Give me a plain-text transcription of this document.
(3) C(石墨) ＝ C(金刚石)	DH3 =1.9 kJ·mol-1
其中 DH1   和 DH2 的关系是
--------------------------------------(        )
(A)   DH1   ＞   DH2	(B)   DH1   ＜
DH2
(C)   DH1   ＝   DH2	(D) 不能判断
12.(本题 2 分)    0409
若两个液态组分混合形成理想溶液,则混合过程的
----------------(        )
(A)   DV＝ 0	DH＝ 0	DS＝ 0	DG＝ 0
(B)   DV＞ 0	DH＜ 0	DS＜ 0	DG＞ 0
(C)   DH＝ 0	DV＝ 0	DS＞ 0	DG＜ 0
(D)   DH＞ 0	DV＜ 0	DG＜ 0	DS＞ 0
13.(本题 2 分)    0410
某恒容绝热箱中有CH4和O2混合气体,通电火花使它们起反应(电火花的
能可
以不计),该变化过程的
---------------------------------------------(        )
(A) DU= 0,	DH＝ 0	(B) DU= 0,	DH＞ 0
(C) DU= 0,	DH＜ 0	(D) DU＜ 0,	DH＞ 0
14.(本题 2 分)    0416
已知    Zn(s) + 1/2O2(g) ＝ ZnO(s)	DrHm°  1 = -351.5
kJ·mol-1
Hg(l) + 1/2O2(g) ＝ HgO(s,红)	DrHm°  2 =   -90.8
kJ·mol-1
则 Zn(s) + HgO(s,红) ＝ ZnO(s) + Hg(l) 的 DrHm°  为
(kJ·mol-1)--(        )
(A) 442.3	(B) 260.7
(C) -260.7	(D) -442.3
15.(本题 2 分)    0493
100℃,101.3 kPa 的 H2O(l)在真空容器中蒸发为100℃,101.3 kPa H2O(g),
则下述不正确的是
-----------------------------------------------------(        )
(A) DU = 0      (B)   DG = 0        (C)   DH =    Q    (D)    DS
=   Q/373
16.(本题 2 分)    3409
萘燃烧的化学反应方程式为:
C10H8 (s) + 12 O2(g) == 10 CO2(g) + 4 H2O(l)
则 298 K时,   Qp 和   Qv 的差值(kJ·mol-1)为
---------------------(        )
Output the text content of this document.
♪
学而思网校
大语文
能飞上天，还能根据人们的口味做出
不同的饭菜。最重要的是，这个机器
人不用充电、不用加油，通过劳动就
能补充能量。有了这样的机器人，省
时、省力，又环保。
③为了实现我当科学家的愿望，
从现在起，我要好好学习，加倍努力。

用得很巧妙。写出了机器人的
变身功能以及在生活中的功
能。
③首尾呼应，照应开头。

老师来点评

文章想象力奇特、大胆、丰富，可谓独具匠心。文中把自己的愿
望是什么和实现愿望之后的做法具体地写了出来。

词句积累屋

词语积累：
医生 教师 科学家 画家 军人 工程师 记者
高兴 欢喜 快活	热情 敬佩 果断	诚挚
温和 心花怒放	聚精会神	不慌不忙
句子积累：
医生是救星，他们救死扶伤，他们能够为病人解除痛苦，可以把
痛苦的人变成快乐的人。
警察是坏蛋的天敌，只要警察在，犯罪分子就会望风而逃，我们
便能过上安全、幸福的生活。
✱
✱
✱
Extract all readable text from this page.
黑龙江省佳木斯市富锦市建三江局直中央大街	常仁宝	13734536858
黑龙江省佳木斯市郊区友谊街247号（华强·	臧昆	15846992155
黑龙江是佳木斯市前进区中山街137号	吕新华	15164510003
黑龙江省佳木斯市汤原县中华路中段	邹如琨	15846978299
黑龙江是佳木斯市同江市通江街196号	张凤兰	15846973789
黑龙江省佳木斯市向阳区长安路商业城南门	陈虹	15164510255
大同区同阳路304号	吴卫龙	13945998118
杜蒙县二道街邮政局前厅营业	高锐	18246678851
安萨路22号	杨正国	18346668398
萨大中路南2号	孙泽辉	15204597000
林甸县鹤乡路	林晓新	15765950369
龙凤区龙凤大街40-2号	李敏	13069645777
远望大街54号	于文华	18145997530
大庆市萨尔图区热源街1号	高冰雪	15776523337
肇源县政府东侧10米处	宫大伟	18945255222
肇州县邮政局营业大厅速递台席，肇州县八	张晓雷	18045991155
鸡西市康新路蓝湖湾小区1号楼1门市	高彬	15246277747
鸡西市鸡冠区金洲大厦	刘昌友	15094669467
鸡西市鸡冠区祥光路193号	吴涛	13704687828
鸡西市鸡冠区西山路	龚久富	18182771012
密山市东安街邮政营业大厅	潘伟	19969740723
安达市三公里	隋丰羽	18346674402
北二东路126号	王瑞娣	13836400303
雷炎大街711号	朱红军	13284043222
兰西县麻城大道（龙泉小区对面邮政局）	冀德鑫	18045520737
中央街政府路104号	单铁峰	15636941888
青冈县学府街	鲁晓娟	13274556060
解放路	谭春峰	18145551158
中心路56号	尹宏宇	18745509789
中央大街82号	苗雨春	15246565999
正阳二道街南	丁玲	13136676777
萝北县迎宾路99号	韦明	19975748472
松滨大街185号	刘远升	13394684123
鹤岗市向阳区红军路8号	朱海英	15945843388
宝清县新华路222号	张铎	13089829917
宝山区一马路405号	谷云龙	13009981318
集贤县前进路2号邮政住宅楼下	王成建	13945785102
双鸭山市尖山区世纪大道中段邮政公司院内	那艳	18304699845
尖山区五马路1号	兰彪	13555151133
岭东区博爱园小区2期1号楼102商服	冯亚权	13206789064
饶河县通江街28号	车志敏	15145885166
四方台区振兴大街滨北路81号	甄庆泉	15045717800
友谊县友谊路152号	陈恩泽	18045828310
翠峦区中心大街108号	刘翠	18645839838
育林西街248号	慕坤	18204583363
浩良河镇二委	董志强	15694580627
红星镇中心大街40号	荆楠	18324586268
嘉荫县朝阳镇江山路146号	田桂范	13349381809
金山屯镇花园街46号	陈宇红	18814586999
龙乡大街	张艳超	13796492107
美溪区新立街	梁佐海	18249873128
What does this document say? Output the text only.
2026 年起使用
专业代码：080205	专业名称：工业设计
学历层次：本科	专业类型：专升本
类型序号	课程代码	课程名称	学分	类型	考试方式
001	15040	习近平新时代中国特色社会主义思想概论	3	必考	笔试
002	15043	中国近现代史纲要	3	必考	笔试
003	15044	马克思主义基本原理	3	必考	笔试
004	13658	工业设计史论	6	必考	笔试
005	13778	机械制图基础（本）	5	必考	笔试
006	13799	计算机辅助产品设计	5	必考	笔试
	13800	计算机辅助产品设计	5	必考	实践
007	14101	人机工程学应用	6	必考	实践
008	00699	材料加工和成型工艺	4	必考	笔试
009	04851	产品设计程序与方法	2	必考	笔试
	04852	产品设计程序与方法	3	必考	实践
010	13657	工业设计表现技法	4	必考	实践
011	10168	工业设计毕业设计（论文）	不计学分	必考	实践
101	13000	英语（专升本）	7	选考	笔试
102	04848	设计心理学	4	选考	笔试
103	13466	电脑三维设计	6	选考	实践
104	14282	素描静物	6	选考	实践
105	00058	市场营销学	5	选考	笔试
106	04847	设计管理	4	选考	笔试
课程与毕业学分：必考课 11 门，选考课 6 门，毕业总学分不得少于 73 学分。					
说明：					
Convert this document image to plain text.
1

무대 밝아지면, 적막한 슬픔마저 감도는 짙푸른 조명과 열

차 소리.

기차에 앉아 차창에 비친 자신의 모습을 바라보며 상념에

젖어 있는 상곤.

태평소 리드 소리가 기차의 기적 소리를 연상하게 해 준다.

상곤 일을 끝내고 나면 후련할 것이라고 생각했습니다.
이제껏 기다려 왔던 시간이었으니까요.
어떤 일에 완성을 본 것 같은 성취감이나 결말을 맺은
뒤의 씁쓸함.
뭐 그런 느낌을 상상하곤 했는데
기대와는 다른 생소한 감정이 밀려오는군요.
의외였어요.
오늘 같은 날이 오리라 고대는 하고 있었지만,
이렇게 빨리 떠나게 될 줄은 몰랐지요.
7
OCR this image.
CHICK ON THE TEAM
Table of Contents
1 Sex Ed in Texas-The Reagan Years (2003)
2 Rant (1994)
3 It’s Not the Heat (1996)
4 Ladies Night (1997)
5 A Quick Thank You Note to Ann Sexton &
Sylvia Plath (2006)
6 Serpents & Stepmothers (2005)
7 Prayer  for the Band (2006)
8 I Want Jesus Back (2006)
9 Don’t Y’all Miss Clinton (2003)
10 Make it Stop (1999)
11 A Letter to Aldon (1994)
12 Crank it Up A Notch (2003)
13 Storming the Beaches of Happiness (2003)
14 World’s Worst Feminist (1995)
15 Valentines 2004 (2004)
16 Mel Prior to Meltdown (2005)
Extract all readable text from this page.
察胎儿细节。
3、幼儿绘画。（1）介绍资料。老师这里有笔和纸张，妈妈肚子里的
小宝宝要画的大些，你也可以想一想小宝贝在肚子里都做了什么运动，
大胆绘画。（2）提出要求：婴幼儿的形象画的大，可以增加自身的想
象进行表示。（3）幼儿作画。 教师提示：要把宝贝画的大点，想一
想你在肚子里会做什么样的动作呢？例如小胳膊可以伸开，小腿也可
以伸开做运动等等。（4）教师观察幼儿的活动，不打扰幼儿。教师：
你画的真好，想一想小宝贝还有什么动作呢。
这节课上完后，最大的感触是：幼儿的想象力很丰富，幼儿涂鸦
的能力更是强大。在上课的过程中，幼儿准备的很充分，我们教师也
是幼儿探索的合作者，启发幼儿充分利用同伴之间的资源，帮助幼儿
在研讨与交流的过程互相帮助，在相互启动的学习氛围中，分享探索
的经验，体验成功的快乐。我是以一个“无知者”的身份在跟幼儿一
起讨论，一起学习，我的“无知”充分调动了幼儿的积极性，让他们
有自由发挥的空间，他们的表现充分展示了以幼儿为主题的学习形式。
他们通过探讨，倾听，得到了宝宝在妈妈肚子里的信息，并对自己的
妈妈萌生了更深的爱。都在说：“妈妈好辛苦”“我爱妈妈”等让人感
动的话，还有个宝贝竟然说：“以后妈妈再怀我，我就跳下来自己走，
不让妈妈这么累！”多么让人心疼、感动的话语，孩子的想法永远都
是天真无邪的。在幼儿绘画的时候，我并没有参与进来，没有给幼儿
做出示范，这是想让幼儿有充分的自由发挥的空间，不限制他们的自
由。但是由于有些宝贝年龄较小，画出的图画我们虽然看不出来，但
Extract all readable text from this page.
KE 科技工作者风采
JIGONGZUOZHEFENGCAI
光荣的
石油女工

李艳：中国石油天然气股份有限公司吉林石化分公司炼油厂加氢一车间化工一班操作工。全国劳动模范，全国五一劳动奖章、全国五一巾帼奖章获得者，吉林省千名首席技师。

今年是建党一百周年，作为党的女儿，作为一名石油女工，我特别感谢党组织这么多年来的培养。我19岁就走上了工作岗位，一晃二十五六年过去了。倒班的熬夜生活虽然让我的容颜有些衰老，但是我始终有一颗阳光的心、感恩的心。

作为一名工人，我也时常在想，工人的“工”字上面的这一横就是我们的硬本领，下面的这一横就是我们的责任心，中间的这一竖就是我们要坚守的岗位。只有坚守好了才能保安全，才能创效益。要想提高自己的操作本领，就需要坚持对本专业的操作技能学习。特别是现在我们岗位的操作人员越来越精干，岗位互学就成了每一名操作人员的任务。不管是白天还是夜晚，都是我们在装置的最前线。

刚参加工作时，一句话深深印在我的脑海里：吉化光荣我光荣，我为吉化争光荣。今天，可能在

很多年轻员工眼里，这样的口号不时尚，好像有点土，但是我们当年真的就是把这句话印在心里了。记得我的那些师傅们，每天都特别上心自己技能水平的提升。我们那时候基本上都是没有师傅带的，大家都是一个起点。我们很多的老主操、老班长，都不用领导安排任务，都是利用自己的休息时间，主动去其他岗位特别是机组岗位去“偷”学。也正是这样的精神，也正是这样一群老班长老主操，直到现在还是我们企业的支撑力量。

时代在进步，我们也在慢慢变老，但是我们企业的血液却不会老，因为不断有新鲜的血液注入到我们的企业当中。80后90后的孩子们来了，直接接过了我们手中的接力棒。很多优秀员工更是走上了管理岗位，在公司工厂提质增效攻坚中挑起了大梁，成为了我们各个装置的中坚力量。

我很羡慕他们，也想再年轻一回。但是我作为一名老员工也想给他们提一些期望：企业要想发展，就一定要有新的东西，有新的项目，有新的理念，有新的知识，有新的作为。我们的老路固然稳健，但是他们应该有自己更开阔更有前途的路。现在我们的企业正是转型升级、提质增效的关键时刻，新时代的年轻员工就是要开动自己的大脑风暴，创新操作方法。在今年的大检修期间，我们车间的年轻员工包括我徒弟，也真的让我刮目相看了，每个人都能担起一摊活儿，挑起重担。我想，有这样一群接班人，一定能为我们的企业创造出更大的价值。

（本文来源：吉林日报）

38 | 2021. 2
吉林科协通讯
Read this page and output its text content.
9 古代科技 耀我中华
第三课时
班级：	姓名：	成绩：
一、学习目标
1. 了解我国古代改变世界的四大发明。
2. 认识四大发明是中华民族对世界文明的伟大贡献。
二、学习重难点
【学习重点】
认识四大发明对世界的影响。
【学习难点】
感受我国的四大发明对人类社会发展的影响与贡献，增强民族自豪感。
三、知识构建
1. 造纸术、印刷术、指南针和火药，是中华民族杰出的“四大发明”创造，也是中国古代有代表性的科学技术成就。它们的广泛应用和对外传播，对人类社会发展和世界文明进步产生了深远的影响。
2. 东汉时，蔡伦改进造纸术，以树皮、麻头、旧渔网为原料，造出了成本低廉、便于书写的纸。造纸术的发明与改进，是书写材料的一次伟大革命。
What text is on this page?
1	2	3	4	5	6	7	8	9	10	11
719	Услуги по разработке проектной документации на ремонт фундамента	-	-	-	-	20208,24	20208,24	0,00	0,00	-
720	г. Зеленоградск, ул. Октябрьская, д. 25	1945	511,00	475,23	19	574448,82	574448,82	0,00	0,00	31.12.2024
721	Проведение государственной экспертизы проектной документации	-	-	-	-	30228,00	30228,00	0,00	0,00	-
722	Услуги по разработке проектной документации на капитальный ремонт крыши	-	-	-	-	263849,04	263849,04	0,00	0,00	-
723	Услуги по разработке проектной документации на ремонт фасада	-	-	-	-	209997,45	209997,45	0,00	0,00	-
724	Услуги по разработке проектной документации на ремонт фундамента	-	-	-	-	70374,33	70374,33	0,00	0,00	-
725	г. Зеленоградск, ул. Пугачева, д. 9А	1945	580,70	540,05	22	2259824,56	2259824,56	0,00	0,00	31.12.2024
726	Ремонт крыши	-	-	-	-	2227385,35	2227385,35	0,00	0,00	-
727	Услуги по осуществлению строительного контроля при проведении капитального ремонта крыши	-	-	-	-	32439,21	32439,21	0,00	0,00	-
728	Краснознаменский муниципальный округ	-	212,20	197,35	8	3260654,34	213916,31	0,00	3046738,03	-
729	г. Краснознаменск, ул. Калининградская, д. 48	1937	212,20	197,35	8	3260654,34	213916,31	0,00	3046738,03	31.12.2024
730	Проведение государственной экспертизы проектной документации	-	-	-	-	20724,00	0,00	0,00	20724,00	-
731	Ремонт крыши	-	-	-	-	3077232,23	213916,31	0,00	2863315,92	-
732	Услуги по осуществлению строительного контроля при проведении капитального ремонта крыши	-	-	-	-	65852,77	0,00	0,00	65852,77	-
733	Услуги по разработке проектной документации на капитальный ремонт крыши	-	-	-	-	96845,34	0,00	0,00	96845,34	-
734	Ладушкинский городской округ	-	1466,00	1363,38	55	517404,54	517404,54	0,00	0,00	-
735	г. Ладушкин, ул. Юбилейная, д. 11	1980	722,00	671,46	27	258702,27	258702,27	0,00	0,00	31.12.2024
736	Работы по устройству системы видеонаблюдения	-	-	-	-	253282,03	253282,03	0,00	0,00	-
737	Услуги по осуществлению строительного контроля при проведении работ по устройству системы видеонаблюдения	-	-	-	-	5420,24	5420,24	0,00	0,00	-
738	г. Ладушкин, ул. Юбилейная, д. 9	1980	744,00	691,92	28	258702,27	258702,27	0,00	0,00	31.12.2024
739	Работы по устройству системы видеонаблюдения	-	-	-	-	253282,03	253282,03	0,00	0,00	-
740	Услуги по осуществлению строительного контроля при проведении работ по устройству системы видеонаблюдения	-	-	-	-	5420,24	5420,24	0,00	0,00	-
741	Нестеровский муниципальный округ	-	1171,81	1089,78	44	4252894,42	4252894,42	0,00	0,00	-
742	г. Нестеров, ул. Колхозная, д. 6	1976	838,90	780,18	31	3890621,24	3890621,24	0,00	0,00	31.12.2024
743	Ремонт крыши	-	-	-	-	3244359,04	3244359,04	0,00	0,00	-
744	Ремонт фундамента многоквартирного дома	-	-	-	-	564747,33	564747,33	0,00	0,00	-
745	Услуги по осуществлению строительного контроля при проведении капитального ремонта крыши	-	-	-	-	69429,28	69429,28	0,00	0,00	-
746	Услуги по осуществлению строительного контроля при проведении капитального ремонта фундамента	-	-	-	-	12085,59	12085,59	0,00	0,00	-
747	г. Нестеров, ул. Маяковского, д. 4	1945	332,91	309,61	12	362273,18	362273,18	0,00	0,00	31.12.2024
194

SHORT PROBLEM | Copy, from the material, each line that holds the string "Юбилейная".

EXERCISE ANSWER |
735	г. Ладушкин, ул. Юбилейная, д. 11	1980	722,00	671,46	27	258702,27	258702,27	0,00	0,00	31.12.2024
738	г. Ладушкин, ул. Юбилейная, д. 9	1980	744,00	691,92	28	258702,27	258702,27	0,00	0,00	31.12.2024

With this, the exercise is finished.